Rows:
***
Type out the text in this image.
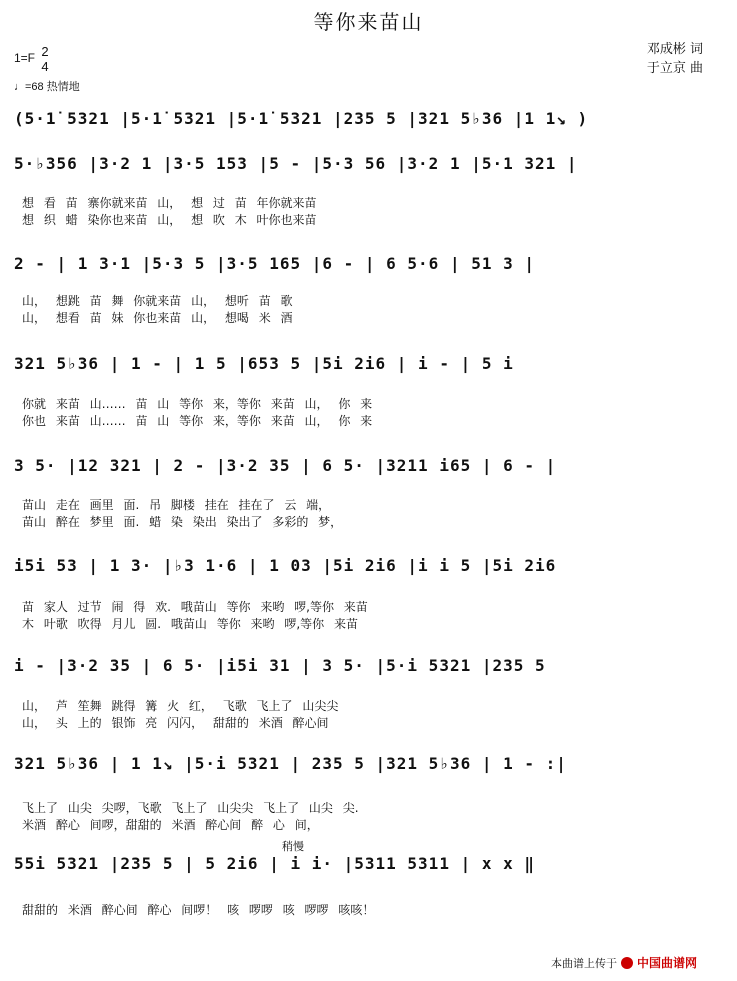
等你来苗山
1=F 2
4
♩=68 热情地
邓成彬 词
于立京 曲
(5·1̇ 5321 |5·1̇ 5321 |5·1̇ 5321 |235 5 |321 5♭36 |1 1↘ )
5·♭356 |3·2 1 |3·5 153 |5 - |5·3 56 |3·2 1 |5·1 321 |
想 看 苗 寨你就来苗 山， 想 过 苗 年你就来苗
想 织 蜡 染你也来苗 山， 想 吹 木 叶你也来苗
2 - | 1 3·1 |5·3 5 |3·5 165 |6 - | 6 5·6 | 51 3 |
山， 想跳 苗 舞 你就来苗 山， 想听 苗 歌
山， 想看 苗 妹 你也来苗 山， 想喝 米 酒
321 5♭36 | 1 - | 1 5 |653 5 |5i 2i6 | i - | 5 i
你就 来苗 山…… 苗 山 等你 来，等你 来苗 山， 你 来
你也 来苗 山…… 苗 山 等你 来，等你 来苗 山， 你 来
3 5· |12 321 | 2 - |3·2 35 | 6 5· |3211 i65 | 6 - |
苗山 走在 画里 面. 吊 脚楼 挂在 挂在了 云 端，
苗山 醉在 梦里 面. 蜡 染 染出 染出了 多彩的 梦，
i5i 53 | 1 3· |♭3 1·6 | 1 03 |5i 2i6 |i i 5 |5i 2i6
苗 家人 过节 闹 得 欢. 哦苗山 等你 来哟 啰,等你 来苗
木 叶歌 吹得 月儿 圆. 哦苗山 等你 来哟 啰,等你 来苗
i - |3·2 35 | 6 5· |i5i 31 | 3 5· |5·i 5321 |235 5
山， 芦 笙舞 跳得 篝 火 红， 飞歌 飞上了 山尖尖
山， 头 上的 银饰 亮 闪闪， 甜甜的 米酒 醉心间
321 5♭36 | 1 1↘ |5·i 5321 | 235 5 |321 5♭36 | 1 - :|
飞上了 山尖 尖啰，飞歌 飞上了 山尖尖 飞上了 山尖 尖.
米酒 醉心 间啰，甜甜的 米酒 醉心间 醉 心 间，
稍慢
55i 5321 |235 5 | 5 2i6 | i i· |5311 5311 | x x ‖
甜甜的 米酒 醉心间 醉心 间啰！ 咳 啰啰 咳 啰啰 咳咳！
本曲谱上传于 中国曲谱网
***
Exercise task: Pictures are to be left out; the records above must be repeated word for word.

Complete response:
Type out the text in this image.
等你来苗山
1=F 2
4
♩=68 热情地
邓成彬 词
于立京 曲
(5·1̇ 5321 |5·1̇ 5321 |5·1̇ 5321 |235 5 |321 5♭36 |1 1↘ )
5·♭356 |3·2 1 |3·5 153 |5 - |5·3 56 |3·2 1 |5·1 321 |
想 看 苗 寨你就来苗 山， 想 过 苗 年你就来苗
想 织 蜡 染你也来苗 山， 想 吹 木 叶你也来苗
2 - | 1 3·1 |5·3 5 |3·5 165 |6 - | 6 5·6 | 51 3 |
山， 想跳 苗 舞 你就来苗 山， 想听 苗 歌
山， 想看 苗 妹 你也来苗 山， 想喝 米 酒
321 5♭36 | 1 - | 1 5 |653 5 |5i 2i6 | i - | 5 i
你就 来苗 山…… 苗 山 等你 来，等你 来苗 山， 你 来
你也 来苗 山…… 苗 山 等你 来，等你 来苗 山， 你 来
3 5· |12 321 | 2 - |3·2 35 | 6 5· |3211 i65 | 6 - |
苗山 走在 画里 面. 吊 脚楼 挂在 挂在了 云 端，
苗山 醉在 梦里 面. 蜡 染 染出 染出了 多彩的 梦，
i5i 53 | 1 3· |♭3 1·6 | 1 03 |5i 2i6 |i i 5 |5i 2i6
苗 家人 过节 闹 得 欢. 哦苗山 等你 来哟 啰,等你 来苗
木 叶歌 吹得 月儿 圆. 哦苗山 等你 来哟 啰,等你 来苗
i - |3·2 35 | 6 5· |i5i 31 | 3 5· |5·i 5321 |235 5
山， 芦 笙舞 跳得 篝 火 红， 飞歌 飞上了 山尖尖
山， 头 上的 银饰 亮 闪闪， 甜甜的 米酒 醉心间
321 5♭36 | 1 1↘ |5·i 5321 | 235 5 |321 5♭36 | 1 - :|
飞上了 山尖 尖啰，飞歌 飞上了 山尖尖 飞上了 山尖 尖.
米酒 醉心 间啰，甜甜的 米酒 醉心间 醉 心 间，
稍慢
55i 5321 |235 5 | 5 2i6 | i i· |5311 5311 | x x ‖
甜甜的 米酒 醉心间 醉心 间啰！ 咳 啰啰 咳 啰啰 咳咳！
本曲谱上传于 中国曲谱网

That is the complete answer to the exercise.